» REQUIRED WORK: Rewrite the entries below with every "legend-marker" swapped for "legend-swatch", leaving everything else unchanged.
• • • • •
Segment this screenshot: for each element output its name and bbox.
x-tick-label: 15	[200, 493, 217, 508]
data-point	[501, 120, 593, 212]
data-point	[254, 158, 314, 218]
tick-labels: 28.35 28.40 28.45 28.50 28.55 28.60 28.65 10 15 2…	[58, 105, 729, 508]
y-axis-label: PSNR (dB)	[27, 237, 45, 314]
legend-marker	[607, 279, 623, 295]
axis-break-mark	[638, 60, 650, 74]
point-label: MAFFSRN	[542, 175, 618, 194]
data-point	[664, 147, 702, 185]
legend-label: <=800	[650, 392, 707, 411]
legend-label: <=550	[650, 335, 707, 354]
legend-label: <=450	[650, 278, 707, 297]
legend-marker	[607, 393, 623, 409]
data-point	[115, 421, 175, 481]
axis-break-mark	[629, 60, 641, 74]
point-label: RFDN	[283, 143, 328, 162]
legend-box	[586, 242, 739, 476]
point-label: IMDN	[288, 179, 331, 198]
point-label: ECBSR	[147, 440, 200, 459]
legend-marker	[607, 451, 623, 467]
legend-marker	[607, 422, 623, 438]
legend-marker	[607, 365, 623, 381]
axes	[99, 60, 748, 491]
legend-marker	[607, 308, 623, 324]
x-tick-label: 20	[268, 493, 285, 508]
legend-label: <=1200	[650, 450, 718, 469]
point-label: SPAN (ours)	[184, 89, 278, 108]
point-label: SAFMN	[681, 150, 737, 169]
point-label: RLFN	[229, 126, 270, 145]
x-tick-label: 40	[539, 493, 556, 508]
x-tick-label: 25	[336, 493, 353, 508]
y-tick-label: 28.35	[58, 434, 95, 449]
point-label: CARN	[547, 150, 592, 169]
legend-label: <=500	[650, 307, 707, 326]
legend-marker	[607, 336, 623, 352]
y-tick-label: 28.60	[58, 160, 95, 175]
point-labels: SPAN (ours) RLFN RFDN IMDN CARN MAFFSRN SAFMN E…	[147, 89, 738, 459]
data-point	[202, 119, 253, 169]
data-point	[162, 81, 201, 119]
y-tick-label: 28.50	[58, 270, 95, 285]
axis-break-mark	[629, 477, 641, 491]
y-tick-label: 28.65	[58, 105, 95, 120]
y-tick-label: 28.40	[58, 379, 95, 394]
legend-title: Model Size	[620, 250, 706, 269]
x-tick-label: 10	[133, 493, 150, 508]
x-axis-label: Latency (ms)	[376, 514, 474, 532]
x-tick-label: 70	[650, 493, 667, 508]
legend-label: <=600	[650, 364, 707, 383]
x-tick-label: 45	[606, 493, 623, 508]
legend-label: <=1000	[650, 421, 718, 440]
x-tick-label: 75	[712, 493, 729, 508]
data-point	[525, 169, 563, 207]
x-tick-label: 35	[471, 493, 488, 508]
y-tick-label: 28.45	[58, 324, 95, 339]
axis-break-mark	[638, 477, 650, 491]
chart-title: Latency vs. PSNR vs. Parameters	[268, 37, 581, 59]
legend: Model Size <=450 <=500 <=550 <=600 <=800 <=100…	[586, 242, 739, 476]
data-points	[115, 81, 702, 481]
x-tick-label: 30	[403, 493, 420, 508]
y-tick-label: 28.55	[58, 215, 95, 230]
• • • • •
» CORRECT ANSWER:
Segment this screenshot: for each element output its name and bbox.
x-tick-label: 15	[200, 493, 217, 508]
data-point	[501, 120, 593, 212]
data-point	[254, 158, 314, 218]
tick-labels: 28.35 28.40 28.45 28.50 28.55 28.60 28.65 10 15 2…	[58, 105, 729, 508]
y-axis-label: PSNR (dB)	[27, 237, 45, 314]
legend-swatch	[607, 279, 623, 295]
axis-break-mark	[638, 60, 650, 74]
point-label: MAFFSRN	[542, 175, 618, 194]
data-point	[664, 147, 702, 185]
legend-label: <=800	[650, 392, 707, 411]
legend-label: <=550	[650, 335, 707, 354]
legend-label: <=450	[650, 278, 707, 297]
legend-swatch	[607, 393, 623, 409]
data-point	[115, 421, 175, 481]
axis-break-mark	[629, 60, 641, 74]
point-label: RFDN	[283, 143, 328, 162]
legend-box	[586, 242, 739, 476]
point-label: IMDN	[288, 179, 331, 198]
point-label: ECBSR	[147, 440, 200, 459]
legend-swatch	[607, 451, 623, 467]
legend-swatch	[607, 422, 623, 438]
legend-swatch	[607, 365, 623, 381]
axes	[99, 60, 748, 491]
legend-swatch	[607, 308, 623, 324]
x-tick-label: 20	[268, 493, 285, 508]
legend-label: <=1200	[650, 450, 718, 469]
point-label: SPAN (ours)	[184, 89, 278, 108]
point-label: SAFMN	[681, 150, 737, 169]
point-label: RLFN	[229, 126, 270, 145]
x-tick-label: 40	[539, 493, 556, 508]
x-tick-label: 25	[336, 493, 353, 508]
y-tick-label: 28.35	[58, 434, 95, 449]
point-label: CARN	[547, 150, 592, 169]
legend-label: <=500	[650, 307, 707, 326]
legend-swatch	[607, 336, 623, 352]
y-tick-label: 28.60	[58, 160, 95, 175]
point-labels: SPAN (ours) RLFN RFDN IMDN CARN MAFFSRN SAFMN E…	[147, 89, 738, 459]
data-point	[202, 119, 253, 169]
data-point	[162, 81, 201, 119]
y-tick-label: 28.50	[58, 270, 95, 285]
axis-break-mark	[629, 477, 641, 491]
y-tick-label: 28.65	[58, 105, 95, 120]
y-tick-label: 28.40	[58, 379, 95, 394]
legend-title: Model Size	[620, 250, 706, 269]
x-tick-label: 10	[133, 493, 150, 508]
x-axis-label: Latency (ms)	[376, 514, 474, 532]
x-tick-label: 70	[650, 493, 667, 508]
legend-label: <=600	[650, 364, 707, 383]
x-tick-label: 45	[606, 493, 623, 508]
legend-label: <=1000	[650, 421, 718, 440]
x-tick-label: 75	[712, 493, 729, 508]
data-point	[525, 169, 563, 207]
x-tick-label: 35	[471, 493, 488, 508]
y-tick-label: 28.45	[58, 324, 95, 339]
axis-break-mark	[638, 477, 650, 491]
chart-title: Latency vs. PSNR vs. Parameters	[268, 37, 581, 59]
legend: Model Size <=450 <=500 <=550 <=600 <=800 <=100…	[586, 242, 739, 476]
data-points	[115, 81, 702, 481]
x-tick-label: 30	[403, 493, 420, 508]
y-tick-label: 28.55	[58, 215, 95, 230]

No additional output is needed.